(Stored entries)

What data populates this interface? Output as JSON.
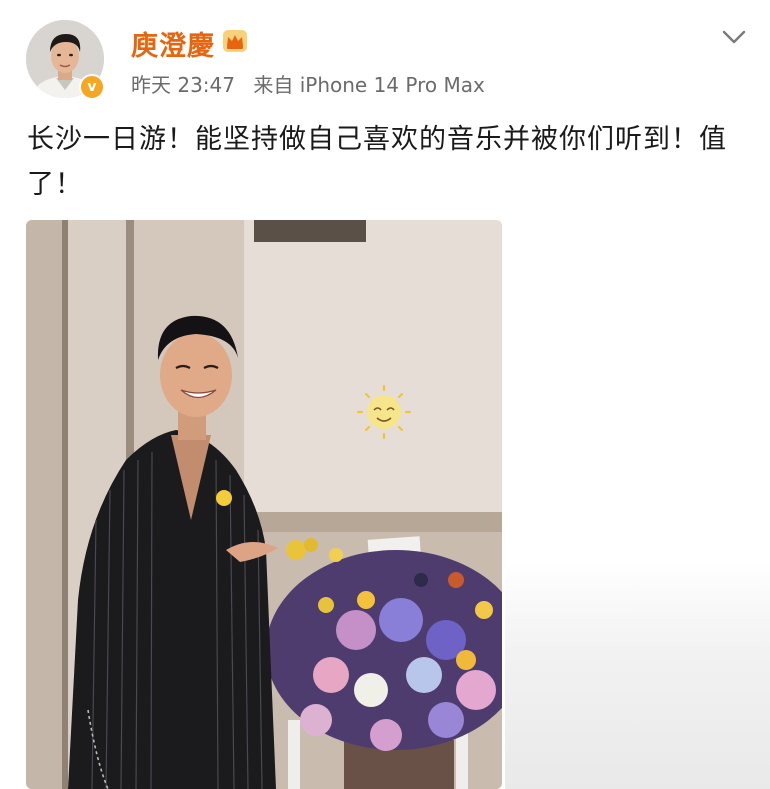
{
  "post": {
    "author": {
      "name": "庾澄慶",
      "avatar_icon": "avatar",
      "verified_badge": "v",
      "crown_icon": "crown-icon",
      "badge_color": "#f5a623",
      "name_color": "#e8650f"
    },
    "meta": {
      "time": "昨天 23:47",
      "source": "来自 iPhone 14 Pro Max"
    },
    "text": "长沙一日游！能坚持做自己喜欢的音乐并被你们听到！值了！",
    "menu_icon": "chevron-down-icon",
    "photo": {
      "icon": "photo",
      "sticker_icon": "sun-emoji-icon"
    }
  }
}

▶ _Work to do_: Leave the pictures out and copy the rest of the data exactly.

▶ _Response below_:
What data populates this interface? Output as JSON.
{
  "post": {
    "author": {
      "name": "庾澄慶",
      "avatar_icon": "avatar",
      "verified_badge": "v",
      "crown_icon": "crown-icon",
      "badge_color": "#f5a623",
      "name_color": "#e8650f"
    },
    "meta": {
      "time": "昨天 23:47",
      "source": "来自 iPhone 14 Pro Max"
    },
    "text": "长沙一日游！能坚持做自己喜欢的音乐并被你们听到！值了！",
    "menu_icon": "chevron-down-icon",
    "photo": {
      "icon": "photo",
      "sticker_icon": "sun-emoji-icon"
    }
  }
}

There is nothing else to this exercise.